Figure data in JSON
◆ ◆ ◆ ◆ ◆ ◆ ◆
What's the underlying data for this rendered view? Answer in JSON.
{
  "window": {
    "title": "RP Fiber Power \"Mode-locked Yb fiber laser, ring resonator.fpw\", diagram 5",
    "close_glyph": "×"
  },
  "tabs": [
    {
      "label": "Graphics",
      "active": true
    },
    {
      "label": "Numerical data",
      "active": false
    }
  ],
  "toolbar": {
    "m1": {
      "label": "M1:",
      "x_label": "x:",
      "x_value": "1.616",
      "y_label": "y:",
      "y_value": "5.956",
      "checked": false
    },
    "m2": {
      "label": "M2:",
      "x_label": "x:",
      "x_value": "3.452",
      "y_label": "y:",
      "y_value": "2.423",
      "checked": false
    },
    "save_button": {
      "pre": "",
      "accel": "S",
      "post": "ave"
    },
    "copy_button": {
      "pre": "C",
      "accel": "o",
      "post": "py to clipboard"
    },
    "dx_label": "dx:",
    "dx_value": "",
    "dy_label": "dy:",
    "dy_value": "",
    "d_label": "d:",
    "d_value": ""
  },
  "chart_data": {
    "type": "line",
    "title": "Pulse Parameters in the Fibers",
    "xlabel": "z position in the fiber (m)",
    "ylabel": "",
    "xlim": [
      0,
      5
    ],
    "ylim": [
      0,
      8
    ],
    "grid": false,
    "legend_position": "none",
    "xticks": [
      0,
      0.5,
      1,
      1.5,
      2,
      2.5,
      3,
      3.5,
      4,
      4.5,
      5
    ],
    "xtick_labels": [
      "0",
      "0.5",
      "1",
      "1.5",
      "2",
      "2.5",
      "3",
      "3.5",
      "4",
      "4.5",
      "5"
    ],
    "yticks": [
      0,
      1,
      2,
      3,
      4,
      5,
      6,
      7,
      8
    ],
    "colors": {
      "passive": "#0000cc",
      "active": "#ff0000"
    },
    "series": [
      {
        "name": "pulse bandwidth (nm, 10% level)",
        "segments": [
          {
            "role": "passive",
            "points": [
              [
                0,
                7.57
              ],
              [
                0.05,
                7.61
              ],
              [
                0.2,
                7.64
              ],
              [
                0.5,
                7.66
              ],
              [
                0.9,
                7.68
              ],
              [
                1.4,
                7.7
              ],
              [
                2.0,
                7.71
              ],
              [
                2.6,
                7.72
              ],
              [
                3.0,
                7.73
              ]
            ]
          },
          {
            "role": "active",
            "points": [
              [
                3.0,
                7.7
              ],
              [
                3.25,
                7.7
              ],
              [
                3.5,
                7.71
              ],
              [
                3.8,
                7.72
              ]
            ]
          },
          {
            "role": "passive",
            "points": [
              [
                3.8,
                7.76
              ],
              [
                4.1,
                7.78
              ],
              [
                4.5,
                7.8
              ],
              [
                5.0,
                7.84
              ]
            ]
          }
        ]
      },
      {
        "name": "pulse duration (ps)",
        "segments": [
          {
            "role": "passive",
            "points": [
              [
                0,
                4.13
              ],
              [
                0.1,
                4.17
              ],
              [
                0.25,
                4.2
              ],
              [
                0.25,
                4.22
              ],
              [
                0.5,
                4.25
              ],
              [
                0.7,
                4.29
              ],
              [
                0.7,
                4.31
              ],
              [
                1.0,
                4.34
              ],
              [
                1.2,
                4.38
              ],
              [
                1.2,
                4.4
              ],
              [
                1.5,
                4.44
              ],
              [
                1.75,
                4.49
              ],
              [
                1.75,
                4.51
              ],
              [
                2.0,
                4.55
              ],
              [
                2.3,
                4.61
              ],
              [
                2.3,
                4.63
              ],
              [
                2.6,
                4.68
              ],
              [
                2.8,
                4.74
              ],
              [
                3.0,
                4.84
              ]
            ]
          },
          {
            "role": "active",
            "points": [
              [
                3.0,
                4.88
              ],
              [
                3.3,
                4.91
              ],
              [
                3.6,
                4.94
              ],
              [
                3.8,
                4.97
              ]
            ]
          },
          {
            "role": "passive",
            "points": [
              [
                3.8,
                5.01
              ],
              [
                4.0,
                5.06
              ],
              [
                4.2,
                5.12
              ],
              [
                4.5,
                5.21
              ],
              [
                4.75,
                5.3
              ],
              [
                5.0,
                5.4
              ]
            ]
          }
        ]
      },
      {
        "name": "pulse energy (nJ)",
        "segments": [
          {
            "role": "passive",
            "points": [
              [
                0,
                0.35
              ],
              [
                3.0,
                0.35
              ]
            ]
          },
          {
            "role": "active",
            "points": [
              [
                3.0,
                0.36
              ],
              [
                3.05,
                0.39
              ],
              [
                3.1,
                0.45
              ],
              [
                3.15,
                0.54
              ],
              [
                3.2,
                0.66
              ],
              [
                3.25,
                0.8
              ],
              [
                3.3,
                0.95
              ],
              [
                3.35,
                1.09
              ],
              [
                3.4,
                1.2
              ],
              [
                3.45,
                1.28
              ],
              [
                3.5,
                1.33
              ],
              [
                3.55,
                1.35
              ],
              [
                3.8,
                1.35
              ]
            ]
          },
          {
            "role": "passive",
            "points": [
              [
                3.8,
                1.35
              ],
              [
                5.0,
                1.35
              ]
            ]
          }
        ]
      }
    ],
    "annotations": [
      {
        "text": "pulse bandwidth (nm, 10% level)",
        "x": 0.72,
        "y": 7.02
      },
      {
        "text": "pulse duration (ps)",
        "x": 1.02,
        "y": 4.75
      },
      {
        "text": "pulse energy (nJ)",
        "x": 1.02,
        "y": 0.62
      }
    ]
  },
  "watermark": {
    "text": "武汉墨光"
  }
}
◆ ◆ ◆ ◆ ◆ ◆ ◆
Look over the material above and show each line where "duration" appears.

→ **The completed task**:
        "name": "pulse duration (ps)",
        "text": "pulse duration (ps)",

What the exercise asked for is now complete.